* [Work required]:
All the data should be repeated exactly. Any image in it is left out.

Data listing
▼

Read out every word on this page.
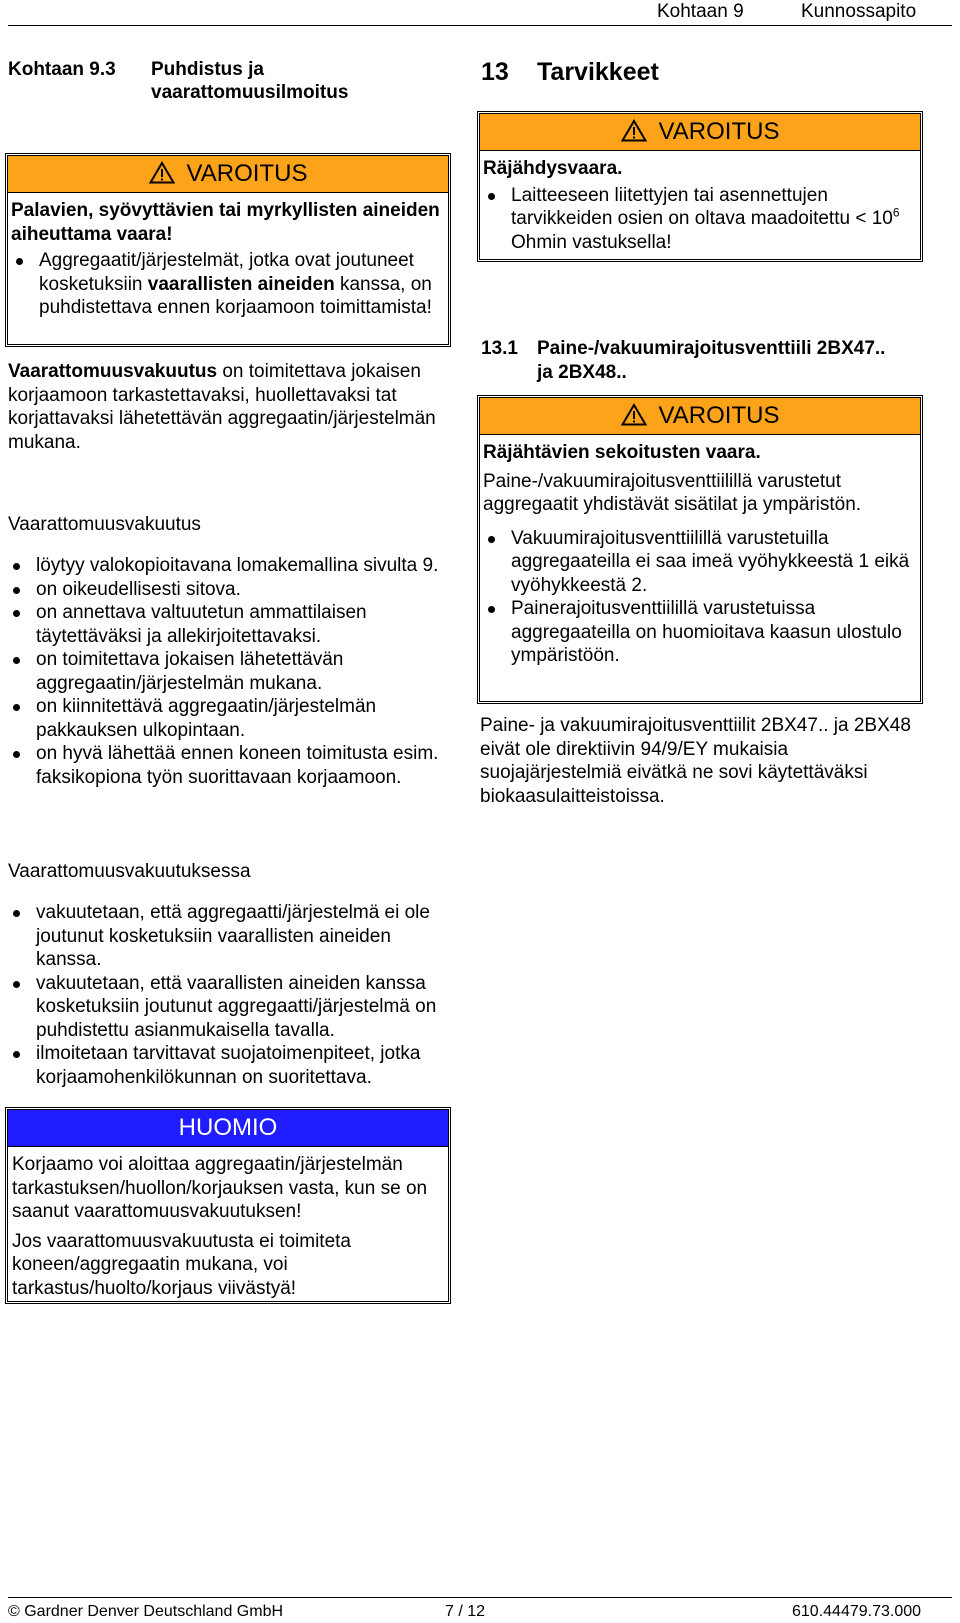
Kohtaan 9	Kunnossapito
Kohtaan 9.3 Puhdistus ja
vaarattomuusilmoitus
VAROITUS

Palavien, syövyttävien tai myrkyllisten aineiden aiheuttama vaara!

Aggregaatit/järjestelmät, jotka ovat joutuneet kosketuksiin vaarallisten aineiden kanssa, on puhdistettava ennen korjaamoon toimittamista!

Vaarattomuusvakuutus on toimitettava jokaisen korjaamoon tarkastettavaksi, huollettavaksi tat korjattavaksi lähetettävän aggregaatin/järjestelmän mukana.

Vaarattomuusvakuutus

löytyy valokopioitavana lomakemallina sivulta 9.
on oikeudellisesti sitova.
on annettava valtuutetun ammattilaisen täytettäväksi ja allekirjoitettavaksi.
on toimitettava jokaisen lähetettävän aggregaatin/järjestelmän mukana.
on kiinnitettävä aggregaatin/järjestelmän pakkauksen ulkopintaan.
on hyvä lähettää ennen koneen toimitusta esim. faksikopiona työn suorittavaan korjaamoon.

Vaarattomuusvakuutuksessa

vakuutetaan, että aggregaatti/järjestelmä ei ole joutunut kosketuksiin vaarallisten aineiden kanssa.
vakuutetaan, että vaarallisten aineiden kanssa kosketuksiin joutunut aggregaatti/järjestelmä on puhdistettu asianmukaisella tavalla.
ilmoitetaan tarvittavat suojatoimenpiteet, jotka korjaamohenkilökunnan on suoritettava.
HUOMIO

Korjaamo voi aloittaa aggregaatin/järjestelmän tarkastuksen/huollon/korjauksen vasta, kun se on saanut vaarattomuusvakuutuksen!

Jos vaarattomuusvakuutusta ei toimiteta koneen/aggregaatin mukana, voi tarkastus/huolto/korjaus viivästyä!

13 Tarvikkeet
VAROITUS

Räjähdysvaara.

Laitteeseen liitettyjen tai asennettujen tarvikkeiden osien on oltava maadoitettu < $10^6$ Ohmin vastuksella!
13.1 Paine-/vakuumirajoitusventtiili 2BX47..
ja 2BX48..
VAROITUS

Räjähtävien sekoitusten vaara.

Paine-/vakuumirajoitusventtiilillä varustetut aggregaatit yhdistävät sisätilat ja ympäristön.

Vakuumirajoitusventtiilillä varustetuilla aggregaateilla ei saa imeä vyöhykkeestä 1 eikä vyöhykkeestä 2.
Painerajoitusventtiilillä varustetuissa aggregaateilla on huomioitava kaasun ulostulo ympäristöön.

Paine- ja vakuumirajoitusventtiilit 2BX47.. ja 2BX48 eivät ole direktiivin 94/9/EY mukaisia suojajärjestelmiä eivätkä ne sovi käytettäväksi biokaasulaitteistoissa.

© Gardner Denver Deutschland GmbH	7 / 12	610.44479.73.000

▲

* [Correct result]:
Read out every word on this page.
Kohtaan 9	Kunnossapito
Kohtaan 9.3 Puhdistus ja
vaarattomuusilmoitus
VAROITUS

Palavien, syövyttävien tai myrkyllisten aineiden aiheuttama vaara!

Aggregaatit/järjestelmät, jotka ovat joutuneet kosketuksiin vaarallisten aineiden kanssa, on puhdistettava ennen korjaamoon toimittamista!

Vaarattomuusvakuutus on toimitettava jokaisen korjaamoon tarkastettavaksi, huollettavaksi tat korjattavaksi lähetettävän aggregaatin/järjestelmän mukana.

Vaarattomuusvakuutus

löytyy valokopioitavana lomakemallina sivulta 9.
on oikeudellisesti sitova.
on annettava valtuutetun ammattilaisen täytettäväksi ja allekirjoitettavaksi.
on toimitettava jokaisen lähetettävän aggregaatin/järjestelmän mukana.
on kiinnitettävä aggregaatin/järjestelmän pakkauksen ulkopintaan.
on hyvä lähettää ennen koneen toimitusta esim. faksikopiona työn suorittavaan korjaamoon.

Vaarattomuusvakuutuksessa

vakuutetaan, että aggregaatti/järjestelmä ei ole joutunut kosketuksiin vaarallisten aineiden kanssa.
vakuutetaan, että vaarallisten aineiden kanssa kosketuksiin joutunut aggregaatti/järjestelmä on puhdistettu asianmukaisella tavalla.
ilmoitetaan tarvittavat suojatoimenpiteet, jotka korjaamohenkilökunnan on suoritettava.
HUOMIO

Korjaamo voi aloittaa aggregaatin/järjestelmän tarkastuksen/huollon/korjauksen vasta, kun se on saanut vaarattomuusvakuutuksen!

Jos vaarattomuusvakuutusta ei toimiteta koneen/aggregaatin mukana, voi tarkastus/huolto/korjaus viivästyä!

13 Tarvikkeet
VAROITUS

Räjähdysvaara.

Laitteeseen liitettyjen tai asennettujen tarvikkeiden osien on oltava maadoitettu < $10^6$ Ohmin vastuksella!
13.1 Paine-/vakuumirajoitusventtiili 2BX47..
ja 2BX48..
VAROITUS

Räjähtävien sekoitusten vaara.

Paine-/vakuumirajoitusventtiilillä varustetut aggregaatit yhdistävät sisätilat ja ympäristön.

Vakuumirajoitusventtiilillä varustetuilla aggregaateilla ei saa imeä vyöhykkeestä 1 eikä vyöhykkeestä 2.
Painerajoitusventtiilillä varustetuissa aggregaateilla on huomioitava kaasun ulostulo ympäristöön.

Paine- ja vakuumirajoitusventtiilit 2BX47.. ja 2BX48 eivät ole direktiivin 94/9/EY mukaisia suojajärjestelmiä eivätkä ne sovi käytettäväksi biokaasulaitteistoissa.

© Gardner Denver Deutschland GmbH	7 / 12	610.44479.73.000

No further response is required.